#### Excerpted data
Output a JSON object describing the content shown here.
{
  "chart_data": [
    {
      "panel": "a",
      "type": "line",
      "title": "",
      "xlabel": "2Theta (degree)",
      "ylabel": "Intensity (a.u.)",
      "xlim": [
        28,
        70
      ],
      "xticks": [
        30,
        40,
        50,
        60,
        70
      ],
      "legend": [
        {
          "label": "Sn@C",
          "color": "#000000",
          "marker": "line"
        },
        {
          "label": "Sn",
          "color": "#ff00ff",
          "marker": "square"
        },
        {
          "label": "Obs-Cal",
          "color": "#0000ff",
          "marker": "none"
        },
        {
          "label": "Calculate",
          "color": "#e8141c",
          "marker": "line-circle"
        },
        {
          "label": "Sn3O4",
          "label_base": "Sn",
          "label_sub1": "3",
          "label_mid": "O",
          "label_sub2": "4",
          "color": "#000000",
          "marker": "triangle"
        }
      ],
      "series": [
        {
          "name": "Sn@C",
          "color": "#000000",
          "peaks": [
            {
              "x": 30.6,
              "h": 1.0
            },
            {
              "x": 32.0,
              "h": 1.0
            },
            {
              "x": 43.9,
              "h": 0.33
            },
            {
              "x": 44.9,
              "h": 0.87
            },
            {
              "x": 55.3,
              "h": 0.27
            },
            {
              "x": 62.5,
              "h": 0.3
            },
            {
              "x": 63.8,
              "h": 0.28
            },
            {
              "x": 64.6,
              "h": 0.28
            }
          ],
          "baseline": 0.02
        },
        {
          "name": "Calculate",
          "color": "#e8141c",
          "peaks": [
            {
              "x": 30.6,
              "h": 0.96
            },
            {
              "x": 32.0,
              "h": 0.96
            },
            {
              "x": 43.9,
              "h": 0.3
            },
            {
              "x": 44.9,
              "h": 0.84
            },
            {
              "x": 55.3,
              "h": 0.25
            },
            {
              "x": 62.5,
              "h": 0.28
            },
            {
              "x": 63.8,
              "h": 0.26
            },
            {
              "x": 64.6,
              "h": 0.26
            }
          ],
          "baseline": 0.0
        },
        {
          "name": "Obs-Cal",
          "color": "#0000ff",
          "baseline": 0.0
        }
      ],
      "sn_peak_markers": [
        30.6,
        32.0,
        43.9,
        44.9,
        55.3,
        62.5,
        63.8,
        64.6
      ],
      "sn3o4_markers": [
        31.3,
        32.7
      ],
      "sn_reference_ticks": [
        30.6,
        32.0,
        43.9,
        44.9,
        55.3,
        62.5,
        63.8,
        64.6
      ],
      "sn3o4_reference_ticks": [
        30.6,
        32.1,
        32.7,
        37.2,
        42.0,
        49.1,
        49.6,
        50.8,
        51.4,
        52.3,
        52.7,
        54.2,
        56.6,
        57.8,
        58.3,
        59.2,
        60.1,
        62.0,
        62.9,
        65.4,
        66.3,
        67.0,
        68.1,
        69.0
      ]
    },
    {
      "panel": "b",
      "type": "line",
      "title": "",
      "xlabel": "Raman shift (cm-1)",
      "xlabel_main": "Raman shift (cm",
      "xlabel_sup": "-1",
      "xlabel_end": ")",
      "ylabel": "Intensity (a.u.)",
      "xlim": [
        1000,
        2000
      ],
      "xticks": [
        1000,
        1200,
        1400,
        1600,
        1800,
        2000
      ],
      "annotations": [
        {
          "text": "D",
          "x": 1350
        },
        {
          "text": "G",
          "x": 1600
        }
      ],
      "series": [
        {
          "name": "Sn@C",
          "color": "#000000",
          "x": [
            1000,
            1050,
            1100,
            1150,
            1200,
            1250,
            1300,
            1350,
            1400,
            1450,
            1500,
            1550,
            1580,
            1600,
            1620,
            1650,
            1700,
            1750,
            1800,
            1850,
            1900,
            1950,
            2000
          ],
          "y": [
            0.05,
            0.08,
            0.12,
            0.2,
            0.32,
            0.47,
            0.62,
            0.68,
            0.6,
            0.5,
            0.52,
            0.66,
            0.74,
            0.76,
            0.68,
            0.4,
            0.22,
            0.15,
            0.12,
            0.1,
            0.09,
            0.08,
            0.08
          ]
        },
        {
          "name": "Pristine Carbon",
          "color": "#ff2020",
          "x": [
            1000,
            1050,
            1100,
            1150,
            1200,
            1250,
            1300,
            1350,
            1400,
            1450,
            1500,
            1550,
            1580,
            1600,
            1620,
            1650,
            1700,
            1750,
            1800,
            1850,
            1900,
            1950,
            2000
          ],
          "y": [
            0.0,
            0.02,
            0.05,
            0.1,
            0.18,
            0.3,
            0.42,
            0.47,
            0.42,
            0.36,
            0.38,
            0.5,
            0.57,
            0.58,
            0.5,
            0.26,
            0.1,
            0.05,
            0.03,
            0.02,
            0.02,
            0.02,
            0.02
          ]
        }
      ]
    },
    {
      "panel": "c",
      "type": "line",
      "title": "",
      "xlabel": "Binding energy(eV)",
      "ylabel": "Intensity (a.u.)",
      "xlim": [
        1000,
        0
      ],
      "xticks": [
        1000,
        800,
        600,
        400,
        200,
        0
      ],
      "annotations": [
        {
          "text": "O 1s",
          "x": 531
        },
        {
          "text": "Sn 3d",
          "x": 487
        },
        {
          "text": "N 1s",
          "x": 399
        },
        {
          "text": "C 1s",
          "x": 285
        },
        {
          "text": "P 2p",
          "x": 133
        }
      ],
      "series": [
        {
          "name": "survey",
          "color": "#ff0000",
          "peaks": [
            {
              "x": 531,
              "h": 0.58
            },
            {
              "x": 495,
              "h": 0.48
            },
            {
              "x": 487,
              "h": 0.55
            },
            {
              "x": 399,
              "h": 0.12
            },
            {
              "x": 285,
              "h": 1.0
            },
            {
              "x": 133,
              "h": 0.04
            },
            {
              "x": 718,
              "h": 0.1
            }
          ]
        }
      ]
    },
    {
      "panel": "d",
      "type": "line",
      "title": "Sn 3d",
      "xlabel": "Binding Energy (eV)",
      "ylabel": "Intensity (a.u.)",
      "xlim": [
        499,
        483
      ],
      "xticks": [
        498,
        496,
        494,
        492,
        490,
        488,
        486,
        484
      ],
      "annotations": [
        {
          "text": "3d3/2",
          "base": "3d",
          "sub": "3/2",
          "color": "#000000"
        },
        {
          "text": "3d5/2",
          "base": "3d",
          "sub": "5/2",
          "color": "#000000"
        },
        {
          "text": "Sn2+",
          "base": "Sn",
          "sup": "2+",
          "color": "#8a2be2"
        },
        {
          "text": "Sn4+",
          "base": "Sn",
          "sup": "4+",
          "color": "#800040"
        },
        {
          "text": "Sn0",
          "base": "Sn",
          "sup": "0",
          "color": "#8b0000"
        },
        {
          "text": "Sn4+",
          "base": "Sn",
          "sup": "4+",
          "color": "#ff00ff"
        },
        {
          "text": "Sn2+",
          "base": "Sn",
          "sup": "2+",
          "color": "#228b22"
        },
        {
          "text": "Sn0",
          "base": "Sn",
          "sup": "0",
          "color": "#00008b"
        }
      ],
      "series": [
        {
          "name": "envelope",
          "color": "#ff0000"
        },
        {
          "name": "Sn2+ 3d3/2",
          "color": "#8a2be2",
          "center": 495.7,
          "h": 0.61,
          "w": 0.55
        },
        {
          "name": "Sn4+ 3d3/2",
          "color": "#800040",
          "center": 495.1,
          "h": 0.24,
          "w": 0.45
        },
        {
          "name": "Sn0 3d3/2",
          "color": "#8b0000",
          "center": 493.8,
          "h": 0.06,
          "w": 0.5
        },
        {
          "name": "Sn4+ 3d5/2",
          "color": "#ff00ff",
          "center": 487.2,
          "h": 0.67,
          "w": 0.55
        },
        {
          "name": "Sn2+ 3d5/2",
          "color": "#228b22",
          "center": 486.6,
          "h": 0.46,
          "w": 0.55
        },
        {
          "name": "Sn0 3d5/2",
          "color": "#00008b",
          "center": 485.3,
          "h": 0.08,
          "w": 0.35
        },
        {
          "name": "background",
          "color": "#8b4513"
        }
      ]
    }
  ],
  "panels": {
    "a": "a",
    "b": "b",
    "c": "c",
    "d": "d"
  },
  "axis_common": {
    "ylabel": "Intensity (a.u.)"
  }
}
########
Show every line in the entries where the string "Raman" occurs.

      "xlabel": "Raman shift (cm-1)",
      "xlabel_main": "Raman shift (cm",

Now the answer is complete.